━━ INPUT MATERIAL

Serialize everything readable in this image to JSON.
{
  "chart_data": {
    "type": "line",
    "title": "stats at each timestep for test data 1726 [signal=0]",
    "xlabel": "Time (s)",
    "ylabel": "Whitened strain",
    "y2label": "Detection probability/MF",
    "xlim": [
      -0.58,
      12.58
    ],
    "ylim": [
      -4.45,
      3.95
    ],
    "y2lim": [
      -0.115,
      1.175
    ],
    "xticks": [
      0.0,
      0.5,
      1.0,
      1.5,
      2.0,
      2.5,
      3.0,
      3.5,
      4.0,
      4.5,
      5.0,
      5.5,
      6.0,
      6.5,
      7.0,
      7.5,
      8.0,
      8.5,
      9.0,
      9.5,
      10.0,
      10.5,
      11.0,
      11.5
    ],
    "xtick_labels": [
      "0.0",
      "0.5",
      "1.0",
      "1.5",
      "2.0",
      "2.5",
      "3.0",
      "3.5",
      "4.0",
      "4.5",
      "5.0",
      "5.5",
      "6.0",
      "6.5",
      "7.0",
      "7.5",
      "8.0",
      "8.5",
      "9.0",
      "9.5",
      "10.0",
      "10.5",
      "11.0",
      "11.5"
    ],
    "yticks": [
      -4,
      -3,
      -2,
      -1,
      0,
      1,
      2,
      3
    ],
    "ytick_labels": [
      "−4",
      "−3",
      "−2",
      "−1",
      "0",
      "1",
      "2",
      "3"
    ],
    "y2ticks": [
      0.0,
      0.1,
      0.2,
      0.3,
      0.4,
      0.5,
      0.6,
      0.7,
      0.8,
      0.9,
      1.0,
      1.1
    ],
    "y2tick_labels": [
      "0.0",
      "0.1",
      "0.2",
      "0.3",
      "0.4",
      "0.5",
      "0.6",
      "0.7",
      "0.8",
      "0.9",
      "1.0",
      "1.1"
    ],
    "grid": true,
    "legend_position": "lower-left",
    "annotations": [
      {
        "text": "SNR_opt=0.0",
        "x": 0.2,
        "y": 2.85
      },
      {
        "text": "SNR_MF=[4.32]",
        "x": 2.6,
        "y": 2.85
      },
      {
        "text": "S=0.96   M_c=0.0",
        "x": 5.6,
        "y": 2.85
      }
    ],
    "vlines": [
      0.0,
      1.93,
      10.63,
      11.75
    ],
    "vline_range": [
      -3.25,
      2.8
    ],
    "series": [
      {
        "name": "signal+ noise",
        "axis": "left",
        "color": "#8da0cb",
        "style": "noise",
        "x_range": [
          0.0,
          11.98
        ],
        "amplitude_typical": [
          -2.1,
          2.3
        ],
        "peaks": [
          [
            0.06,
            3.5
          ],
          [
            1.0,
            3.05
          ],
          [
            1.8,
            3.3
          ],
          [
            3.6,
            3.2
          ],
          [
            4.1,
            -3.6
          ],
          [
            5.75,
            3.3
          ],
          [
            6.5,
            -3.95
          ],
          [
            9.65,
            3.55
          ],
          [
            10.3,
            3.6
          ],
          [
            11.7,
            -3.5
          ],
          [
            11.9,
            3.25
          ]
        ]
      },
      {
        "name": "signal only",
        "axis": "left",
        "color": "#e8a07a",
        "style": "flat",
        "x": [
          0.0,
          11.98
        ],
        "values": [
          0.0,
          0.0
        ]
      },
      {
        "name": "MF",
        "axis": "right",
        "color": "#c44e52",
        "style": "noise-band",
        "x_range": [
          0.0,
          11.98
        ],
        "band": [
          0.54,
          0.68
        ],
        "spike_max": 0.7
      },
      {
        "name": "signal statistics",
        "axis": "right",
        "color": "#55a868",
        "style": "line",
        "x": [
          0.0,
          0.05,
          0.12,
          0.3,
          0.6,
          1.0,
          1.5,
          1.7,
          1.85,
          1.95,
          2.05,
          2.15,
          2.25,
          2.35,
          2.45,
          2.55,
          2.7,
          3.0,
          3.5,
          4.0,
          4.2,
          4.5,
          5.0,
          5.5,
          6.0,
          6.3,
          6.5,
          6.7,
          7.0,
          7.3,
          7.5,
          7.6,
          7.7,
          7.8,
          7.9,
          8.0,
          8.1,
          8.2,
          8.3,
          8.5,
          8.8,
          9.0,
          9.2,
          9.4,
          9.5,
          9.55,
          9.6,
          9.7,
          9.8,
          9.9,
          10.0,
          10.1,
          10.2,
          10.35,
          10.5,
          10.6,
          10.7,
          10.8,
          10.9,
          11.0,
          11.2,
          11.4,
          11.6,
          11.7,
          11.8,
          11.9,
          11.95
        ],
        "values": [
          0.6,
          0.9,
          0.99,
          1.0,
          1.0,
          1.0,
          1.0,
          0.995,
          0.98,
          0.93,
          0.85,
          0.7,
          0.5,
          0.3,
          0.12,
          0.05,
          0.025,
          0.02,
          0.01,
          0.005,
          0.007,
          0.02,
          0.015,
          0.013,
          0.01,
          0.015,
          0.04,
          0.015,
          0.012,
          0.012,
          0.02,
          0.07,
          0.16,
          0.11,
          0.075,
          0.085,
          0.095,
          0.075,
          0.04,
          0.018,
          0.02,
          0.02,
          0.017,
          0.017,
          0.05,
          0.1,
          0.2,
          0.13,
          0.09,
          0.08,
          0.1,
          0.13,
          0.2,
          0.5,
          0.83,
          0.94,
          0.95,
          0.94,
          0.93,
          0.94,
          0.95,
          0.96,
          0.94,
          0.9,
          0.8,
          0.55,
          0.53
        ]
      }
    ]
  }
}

━━━━

TASK INSTRUCTIONS
Take the lines above and retype all of them exactly.

TASK RESPONSE
Serialize everything readable in this image to JSON.
{
  "chart_data": {
    "type": "line",
    "title": "stats at each timestep for test data 1726 [signal=0]",
    "xlabel": "Time (s)",
    "ylabel": "Whitened strain",
    "y2label": "Detection probability/MF",
    "xlim": [
      -0.58,
      12.58
    ],
    "ylim": [
      -4.45,
      3.95
    ],
    "y2lim": [
      -0.115,
      1.175
    ],
    "xticks": [
      0.0,
      0.5,
      1.0,
      1.5,
      2.0,
      2.5,
      3.0,
      3.5,
      4.0,
      4.5,
      5.0,
      5.5,
      6.0,
      6.5,
      7.0,
      7.5,
      8.0,
      8.5,
      9.0,
      9.5,
      10.0,
      10.5,
      11.0,
      11.5
    ],
    "xtick_labels": [
      "0.0",
      "0.5",
      "1.0",
      "1.5",
      "2.0",
      "2.5",
      "3.0",
      "3.5",
      "4.0",
      "4.5",
      "5.0",
      "5.5",
      "6.0",
      "6.5",
      "7.0",
      "7.5",
      "8.0",
      "8.5",
      "9.0",
      "9.5",
      "10.0",
      "10.5",
      "11.0",
      "11.5"
    ],
    "yticks": [
      -4,
      -3,
      -2,
      -1,
      0,
      1,
      2,
      3
    ],
    "ytick_labels": [
      "−4",
      "−3",
      "−2",
      "−1",
      "0",
      "1",
      "2",
      "3"
    ],
    "y2ticks": [
      0.0,
      0.1,
      0.2,
      0.3,
      0.4,
      0.5,
      0.6,
      0.7,
      0.8,
      0.9,
      1.0,
      1.1
    ],
    "y2tick_labels": [
      "0.0",
      "0.1",
      "0.2",
      "0.3",
      "0.4",
      "0.5",
      "0.6",
      "0.7",
      "0.8",
      "0.9",
      "1.0",
      "1.1"
    ],
    "grid": true,
    "legend_position": "lower-left",
    "annotations": [
      {
        "text": "SNR_opt=0.0",
        "x": 0.2,
        "y": 2.85
      },
      {
        "text": "SNR_MF=[4.32]",
        "x": 2.6,
        "y": 2.85
      },
      {
        "text": "S=0.96   M_c=0.0",
        "x": 5.6,
        "y": 2.85
      }
    ],
    "vlines": [
      0.0,
      1.93,
      10.63,
      11.75
    ],
    "vline_range": [
      -3.25,
      2.8
    ],
    "series": [
      {
        "name": "signal+ noise",
        "axis": "left",
        "color": "#8da0cb",
        "style": "noise",
        "x_range": [
          0.0,
          11.98
        ],
        "amplitude_typical": [
          -2.1,
          2.3
        ],
        "peaks": [
          [
            0.06,
            3.5
          ],
          [
            1.0,
            3.05
          ],
          [
            1.8,
            3.3
          ],
          [
            3.6,
            3.2
          ],
          [
            4.1,
            -3.6
          ],
          [
            5.75,
            3.3
          ],
          [
            6.5,
            -3.95
          ],
          [
            9.65,
            3.55
          ],
          [
            10.3,
            3.6
          ],
          [
            11.7,
            -3.5
          ],
          [
            11.9,
            3.25
          ]
        ]
      },
      {
        "name": "signal only",
        "axis": "left",
        "color": "#e8a07a",
        "style": "flat",
        "x": [
          0.0,
          11.98
        ],
        "values": [
          0.0,
          0.0
        ]
      },
      {
        "name": "MF",
        "axis": "right",
        "color": "#c44e52",
        "style": "noise-band",
        "x_range": [
          0.0,
          11.98
        ],
        "band": [
          0.54,
          0.68
        ],
        "spike_max": 0.7
      },
      {
        "name": "signal statistics",
        "axis": "right",
        "color": "#55a868",
        "style": "line",
        "x": [
          0.0,
          0.05,
          0.12,
          0.3,
          0.6,
          1.0,
          1.5,
          1.7,
          1.85,
          1.95,
          2.05,
          2.15,
          2.25,
          2.35,
          2.45,
          2.55,
          2.7,
          3.0,
          3.5,
          4.0,
          4.2,
          4.5,
          5.0,
          5.5,
          6.0,
          6.3,
          6.5,
          6.7,
          7.0,
          7.3,
          7.5,
          7.6,
          7.7,
          7.8,
          7.9,
          8.0,
          8.1,
          8.2,
          8.3,
          8.5,
          8.8,
          9.0,
          9.2,
          9.4,
          9.5,
          9.55,
          9.6,
          9.7,
          9.8,
          9.9,
          10.0,
          10.1,
          10.2,
          10.35,
          10.5,
          10.6,
          10.7,
          10.8,
          10.9,
          11.0,
          11.2,
          11.4,
          11.6,
          11.7,
          11.8,
          11.9,
          11.95
        ],
        "values": [
          0.6,
          0.9,
          0.99,
          1.0,
          1.0,
          1.0,
          1.0,
          0.995,
          0.98,
          0.93,
          0.85,
          0.7,
          0.5,
          0.3,
          0.12,
          0.05,
          0.025,
          0.02,
          0.01,
          0.005,
          0.007,
          0.02,
          0.015,
          0.013,
          0.01,
          0.015,
          0.04,
          0.015,
          0.012,
          0.012,
          0.02,
          0.07,
          0.16,
          0.11,
          0.075,
          0.085,
          0.095,
          0.075,
          0.04,
          0.018,
          0.02,
          0.02,
          0.017,
          0.017,
          0.05,
          0.1,
          0.2,
          0.13,
          0.09,
          0.08,
          0.1,
          0.13,
          0.2,
          0.5,
          0.83,
          0.94,
          0.95,
          0.94,
          0.93,
          0.94,
          0.95,
          0.96,
          0.94,
          0.9,
          0.8,
          0.55,
          0.53
        ]
      }
    ]
  }
}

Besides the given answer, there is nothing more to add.